**What is being asked:** Where a line holds the string "chromatographic", return that line.

**Provided entries:**
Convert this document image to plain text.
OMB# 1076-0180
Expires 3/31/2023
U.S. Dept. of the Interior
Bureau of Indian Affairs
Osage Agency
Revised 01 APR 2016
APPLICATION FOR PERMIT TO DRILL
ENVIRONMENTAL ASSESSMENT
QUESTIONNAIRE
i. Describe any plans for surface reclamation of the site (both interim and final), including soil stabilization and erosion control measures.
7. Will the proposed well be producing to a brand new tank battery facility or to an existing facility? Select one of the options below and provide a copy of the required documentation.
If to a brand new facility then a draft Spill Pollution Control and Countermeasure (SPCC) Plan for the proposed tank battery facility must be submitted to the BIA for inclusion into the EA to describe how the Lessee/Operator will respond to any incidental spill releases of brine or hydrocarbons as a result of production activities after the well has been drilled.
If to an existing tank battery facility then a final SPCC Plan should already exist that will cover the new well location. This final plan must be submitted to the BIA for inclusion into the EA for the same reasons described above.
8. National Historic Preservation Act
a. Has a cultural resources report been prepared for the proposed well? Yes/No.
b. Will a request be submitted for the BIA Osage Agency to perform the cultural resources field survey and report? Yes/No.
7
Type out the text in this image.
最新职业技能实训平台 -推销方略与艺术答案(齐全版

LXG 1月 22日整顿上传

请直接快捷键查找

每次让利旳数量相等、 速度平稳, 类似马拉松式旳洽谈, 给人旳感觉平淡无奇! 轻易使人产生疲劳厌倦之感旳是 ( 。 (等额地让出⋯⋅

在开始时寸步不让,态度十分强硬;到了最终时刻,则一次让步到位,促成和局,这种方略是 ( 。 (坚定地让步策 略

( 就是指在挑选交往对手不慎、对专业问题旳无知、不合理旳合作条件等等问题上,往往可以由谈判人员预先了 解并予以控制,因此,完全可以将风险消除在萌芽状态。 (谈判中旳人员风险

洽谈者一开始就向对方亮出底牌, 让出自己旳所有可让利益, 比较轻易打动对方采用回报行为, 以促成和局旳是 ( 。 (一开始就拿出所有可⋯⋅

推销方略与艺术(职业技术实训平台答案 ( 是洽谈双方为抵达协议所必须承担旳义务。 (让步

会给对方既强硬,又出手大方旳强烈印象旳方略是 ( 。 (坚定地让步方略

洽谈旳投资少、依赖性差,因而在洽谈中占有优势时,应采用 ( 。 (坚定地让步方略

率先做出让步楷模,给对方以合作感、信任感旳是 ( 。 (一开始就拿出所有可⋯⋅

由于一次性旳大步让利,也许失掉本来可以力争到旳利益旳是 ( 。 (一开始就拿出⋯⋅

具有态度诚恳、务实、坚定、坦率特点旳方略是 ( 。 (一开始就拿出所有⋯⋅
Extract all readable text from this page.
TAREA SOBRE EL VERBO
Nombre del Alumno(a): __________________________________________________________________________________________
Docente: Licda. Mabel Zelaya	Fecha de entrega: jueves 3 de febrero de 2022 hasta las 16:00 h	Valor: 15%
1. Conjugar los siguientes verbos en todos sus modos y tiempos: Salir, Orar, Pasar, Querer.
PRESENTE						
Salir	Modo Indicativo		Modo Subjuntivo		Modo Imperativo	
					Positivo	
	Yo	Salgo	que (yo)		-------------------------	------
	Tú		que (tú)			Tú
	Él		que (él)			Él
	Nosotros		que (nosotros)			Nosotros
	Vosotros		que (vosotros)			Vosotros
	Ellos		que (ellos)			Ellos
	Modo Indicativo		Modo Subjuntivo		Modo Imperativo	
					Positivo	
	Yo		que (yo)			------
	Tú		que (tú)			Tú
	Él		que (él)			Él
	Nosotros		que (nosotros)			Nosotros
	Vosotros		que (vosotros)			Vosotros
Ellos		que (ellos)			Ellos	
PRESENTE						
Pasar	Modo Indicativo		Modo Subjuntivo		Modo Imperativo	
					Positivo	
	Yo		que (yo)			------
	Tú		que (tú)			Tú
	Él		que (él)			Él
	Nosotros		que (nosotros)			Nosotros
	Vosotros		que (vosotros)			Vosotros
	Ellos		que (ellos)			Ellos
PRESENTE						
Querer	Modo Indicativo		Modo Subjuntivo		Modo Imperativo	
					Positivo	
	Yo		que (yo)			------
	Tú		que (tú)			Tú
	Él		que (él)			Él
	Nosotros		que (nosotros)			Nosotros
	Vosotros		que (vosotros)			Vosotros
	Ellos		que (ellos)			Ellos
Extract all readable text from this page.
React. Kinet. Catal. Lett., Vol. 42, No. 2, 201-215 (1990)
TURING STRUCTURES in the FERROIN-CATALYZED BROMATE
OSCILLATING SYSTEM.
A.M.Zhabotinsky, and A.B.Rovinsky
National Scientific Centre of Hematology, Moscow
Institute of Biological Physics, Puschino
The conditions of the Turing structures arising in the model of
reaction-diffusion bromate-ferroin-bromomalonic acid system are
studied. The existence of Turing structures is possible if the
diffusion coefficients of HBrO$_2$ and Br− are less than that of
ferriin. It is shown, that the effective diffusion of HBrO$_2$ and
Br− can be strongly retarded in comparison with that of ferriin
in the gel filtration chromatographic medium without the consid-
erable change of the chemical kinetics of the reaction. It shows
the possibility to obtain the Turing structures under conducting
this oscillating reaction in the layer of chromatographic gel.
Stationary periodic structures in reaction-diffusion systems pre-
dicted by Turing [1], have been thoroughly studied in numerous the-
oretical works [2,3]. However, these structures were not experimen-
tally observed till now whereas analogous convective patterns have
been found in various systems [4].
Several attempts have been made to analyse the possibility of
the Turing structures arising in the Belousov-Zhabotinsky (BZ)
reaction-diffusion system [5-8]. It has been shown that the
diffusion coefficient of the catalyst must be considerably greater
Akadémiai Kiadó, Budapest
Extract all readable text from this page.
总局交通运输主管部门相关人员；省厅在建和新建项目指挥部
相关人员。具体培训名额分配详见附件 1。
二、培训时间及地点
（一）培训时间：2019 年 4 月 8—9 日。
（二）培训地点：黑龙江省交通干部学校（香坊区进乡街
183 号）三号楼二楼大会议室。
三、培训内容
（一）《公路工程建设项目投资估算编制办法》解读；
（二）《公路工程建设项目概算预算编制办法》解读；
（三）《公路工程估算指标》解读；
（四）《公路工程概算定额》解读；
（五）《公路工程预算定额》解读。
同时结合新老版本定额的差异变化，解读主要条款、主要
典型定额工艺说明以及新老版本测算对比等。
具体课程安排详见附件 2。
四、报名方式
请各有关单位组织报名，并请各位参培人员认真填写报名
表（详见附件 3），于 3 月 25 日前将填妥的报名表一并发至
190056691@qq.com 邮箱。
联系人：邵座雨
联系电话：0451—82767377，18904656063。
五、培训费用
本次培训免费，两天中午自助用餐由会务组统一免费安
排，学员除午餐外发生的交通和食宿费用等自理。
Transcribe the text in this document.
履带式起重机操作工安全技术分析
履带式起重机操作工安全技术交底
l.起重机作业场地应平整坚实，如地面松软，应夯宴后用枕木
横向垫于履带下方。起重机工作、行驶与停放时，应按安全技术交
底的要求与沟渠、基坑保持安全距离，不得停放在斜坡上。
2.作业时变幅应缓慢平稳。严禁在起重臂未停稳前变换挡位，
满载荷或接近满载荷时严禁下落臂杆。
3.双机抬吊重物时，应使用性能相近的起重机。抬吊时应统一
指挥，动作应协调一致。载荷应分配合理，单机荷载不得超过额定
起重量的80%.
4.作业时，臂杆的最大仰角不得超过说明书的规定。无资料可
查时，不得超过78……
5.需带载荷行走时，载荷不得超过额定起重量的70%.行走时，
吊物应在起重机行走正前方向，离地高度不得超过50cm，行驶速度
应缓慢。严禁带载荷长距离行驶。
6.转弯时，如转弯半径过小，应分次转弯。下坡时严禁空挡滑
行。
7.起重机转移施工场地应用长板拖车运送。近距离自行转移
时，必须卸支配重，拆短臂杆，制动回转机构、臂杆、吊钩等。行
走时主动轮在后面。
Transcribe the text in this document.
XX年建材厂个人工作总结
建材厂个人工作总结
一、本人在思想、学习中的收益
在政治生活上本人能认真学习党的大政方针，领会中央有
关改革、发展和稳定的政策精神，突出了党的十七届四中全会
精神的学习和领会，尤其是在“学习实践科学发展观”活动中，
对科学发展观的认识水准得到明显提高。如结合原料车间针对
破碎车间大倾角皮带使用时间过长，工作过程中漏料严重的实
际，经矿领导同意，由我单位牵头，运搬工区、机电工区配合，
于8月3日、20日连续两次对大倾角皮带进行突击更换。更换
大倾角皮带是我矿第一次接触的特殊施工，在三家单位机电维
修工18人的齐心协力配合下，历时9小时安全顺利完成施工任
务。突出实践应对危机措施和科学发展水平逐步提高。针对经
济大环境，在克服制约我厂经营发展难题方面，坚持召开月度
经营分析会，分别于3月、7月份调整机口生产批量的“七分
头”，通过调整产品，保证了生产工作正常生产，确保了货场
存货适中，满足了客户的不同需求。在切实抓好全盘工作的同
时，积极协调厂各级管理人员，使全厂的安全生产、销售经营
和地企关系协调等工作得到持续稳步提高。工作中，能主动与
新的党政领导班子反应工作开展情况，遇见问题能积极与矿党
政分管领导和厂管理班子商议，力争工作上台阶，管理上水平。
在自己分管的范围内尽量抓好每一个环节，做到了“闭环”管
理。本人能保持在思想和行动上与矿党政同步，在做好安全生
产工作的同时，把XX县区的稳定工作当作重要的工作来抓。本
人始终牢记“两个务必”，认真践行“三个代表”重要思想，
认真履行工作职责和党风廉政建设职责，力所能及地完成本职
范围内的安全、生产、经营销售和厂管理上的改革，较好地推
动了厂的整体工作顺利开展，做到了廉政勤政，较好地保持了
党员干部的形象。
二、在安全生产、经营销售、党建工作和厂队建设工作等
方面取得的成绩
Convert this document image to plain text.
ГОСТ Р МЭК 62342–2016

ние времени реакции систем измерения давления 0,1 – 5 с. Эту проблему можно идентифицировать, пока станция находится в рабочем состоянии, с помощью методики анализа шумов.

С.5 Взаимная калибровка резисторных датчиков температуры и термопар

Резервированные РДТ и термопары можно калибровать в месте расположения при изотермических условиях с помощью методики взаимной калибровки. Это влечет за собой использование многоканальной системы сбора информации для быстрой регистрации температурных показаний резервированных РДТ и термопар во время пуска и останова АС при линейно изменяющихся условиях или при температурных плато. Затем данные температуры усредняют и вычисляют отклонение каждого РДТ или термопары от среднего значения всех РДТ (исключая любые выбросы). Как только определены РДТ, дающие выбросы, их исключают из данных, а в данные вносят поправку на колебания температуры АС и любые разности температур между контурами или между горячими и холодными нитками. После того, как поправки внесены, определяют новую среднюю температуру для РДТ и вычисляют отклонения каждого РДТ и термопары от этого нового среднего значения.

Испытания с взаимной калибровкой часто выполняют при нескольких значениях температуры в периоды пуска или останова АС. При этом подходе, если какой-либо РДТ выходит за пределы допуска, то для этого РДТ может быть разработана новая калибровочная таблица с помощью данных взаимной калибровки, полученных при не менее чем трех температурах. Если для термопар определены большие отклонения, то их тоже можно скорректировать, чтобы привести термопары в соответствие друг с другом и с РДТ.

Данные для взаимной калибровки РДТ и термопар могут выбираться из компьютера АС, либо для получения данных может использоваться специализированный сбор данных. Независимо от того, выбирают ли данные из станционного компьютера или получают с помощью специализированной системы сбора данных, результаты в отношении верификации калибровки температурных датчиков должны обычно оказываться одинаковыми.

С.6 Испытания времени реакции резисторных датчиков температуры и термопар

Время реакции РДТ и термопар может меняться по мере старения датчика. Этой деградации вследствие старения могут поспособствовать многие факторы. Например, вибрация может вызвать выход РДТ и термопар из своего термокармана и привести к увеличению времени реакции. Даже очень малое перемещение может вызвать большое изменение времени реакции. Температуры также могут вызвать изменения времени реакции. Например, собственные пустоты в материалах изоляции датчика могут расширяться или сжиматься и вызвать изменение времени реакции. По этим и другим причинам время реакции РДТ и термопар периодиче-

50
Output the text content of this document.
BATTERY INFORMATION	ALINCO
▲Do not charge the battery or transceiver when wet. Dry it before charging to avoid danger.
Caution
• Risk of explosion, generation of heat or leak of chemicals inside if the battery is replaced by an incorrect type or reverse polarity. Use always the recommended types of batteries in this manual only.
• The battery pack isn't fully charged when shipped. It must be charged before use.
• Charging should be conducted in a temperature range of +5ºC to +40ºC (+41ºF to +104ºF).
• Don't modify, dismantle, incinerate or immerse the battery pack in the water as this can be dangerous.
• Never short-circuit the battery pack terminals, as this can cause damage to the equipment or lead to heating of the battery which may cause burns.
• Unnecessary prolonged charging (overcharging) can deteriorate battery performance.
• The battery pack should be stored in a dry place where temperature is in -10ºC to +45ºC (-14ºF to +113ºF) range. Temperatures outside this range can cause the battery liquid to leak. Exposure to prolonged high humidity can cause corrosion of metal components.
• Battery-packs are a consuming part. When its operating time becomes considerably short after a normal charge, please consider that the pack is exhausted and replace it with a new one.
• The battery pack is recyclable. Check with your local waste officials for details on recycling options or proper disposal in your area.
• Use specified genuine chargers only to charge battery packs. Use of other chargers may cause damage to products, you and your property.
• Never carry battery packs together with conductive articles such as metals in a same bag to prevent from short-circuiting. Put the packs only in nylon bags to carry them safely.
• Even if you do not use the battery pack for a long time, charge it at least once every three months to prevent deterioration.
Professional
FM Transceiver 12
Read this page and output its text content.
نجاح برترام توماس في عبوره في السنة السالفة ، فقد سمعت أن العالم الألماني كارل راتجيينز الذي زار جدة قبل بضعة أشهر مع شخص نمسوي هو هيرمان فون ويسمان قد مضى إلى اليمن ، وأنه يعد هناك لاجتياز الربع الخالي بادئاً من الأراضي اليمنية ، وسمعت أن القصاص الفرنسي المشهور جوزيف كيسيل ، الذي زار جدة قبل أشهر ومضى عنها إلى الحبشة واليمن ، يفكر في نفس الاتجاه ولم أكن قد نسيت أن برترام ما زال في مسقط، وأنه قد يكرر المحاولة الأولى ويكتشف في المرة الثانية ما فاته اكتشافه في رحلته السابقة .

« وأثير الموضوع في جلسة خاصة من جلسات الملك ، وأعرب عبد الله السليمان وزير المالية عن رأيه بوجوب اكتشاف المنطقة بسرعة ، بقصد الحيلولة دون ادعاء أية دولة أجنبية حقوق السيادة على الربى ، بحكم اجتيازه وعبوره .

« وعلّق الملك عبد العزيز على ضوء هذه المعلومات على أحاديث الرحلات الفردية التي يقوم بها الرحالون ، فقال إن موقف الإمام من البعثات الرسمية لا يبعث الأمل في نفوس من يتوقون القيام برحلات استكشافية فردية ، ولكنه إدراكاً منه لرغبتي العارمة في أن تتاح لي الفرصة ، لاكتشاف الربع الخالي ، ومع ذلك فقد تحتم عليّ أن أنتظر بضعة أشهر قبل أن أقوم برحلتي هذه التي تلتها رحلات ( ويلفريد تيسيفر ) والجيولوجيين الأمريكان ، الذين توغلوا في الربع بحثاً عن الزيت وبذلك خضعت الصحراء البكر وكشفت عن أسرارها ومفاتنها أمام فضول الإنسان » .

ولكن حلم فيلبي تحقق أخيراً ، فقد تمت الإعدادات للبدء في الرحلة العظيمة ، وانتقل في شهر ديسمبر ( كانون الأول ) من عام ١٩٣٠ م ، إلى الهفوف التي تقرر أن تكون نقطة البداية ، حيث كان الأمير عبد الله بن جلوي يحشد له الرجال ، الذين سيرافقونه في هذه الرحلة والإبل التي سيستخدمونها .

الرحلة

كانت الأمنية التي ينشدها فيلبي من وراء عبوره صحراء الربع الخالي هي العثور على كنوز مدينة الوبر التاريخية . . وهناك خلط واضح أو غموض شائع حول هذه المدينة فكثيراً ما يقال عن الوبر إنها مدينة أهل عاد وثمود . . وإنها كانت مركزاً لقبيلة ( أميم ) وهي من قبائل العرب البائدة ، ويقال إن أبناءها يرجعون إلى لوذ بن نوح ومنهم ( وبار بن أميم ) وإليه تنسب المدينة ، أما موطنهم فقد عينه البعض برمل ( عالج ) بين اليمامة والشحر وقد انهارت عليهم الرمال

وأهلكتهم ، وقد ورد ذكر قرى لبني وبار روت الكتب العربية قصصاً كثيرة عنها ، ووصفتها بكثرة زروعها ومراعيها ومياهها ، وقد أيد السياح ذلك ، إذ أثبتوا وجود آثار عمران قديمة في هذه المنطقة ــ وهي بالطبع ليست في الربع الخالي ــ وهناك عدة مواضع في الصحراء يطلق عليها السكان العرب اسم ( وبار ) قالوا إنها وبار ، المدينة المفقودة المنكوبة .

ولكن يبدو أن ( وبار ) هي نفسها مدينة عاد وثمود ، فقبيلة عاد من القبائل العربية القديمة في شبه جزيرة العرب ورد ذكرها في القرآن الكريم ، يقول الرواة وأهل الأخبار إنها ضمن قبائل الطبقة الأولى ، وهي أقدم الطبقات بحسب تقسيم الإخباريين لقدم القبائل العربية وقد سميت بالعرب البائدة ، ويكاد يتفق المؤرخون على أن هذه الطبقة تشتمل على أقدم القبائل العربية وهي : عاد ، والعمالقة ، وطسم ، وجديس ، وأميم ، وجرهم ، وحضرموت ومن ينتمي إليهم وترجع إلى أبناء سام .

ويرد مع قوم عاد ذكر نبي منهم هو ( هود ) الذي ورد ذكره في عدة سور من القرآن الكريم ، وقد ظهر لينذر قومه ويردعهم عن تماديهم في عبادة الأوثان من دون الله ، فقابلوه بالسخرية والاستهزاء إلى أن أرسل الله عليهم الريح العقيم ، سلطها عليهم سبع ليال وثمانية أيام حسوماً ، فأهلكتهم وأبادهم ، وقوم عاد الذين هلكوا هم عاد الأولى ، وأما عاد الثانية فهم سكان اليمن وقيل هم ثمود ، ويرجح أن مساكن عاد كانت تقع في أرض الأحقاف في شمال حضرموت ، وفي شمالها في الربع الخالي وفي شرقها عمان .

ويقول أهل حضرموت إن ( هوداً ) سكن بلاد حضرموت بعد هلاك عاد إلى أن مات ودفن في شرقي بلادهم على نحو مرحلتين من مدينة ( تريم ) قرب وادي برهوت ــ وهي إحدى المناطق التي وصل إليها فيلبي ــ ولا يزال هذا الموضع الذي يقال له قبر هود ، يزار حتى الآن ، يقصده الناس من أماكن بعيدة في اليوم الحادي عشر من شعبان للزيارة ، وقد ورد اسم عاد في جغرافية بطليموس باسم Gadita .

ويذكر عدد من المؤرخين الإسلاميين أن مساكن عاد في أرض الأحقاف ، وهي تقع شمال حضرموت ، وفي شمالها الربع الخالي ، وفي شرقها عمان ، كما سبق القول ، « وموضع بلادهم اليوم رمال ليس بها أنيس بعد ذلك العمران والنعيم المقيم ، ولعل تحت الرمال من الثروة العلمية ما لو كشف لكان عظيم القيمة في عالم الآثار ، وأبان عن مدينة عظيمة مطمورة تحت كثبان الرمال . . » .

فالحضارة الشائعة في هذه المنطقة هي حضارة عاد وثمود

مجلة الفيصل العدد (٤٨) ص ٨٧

**Finished exercise:**
in the gel filtration chromatographic medium without the consid-
this oscillating reaction in the layer of chromatographic gel.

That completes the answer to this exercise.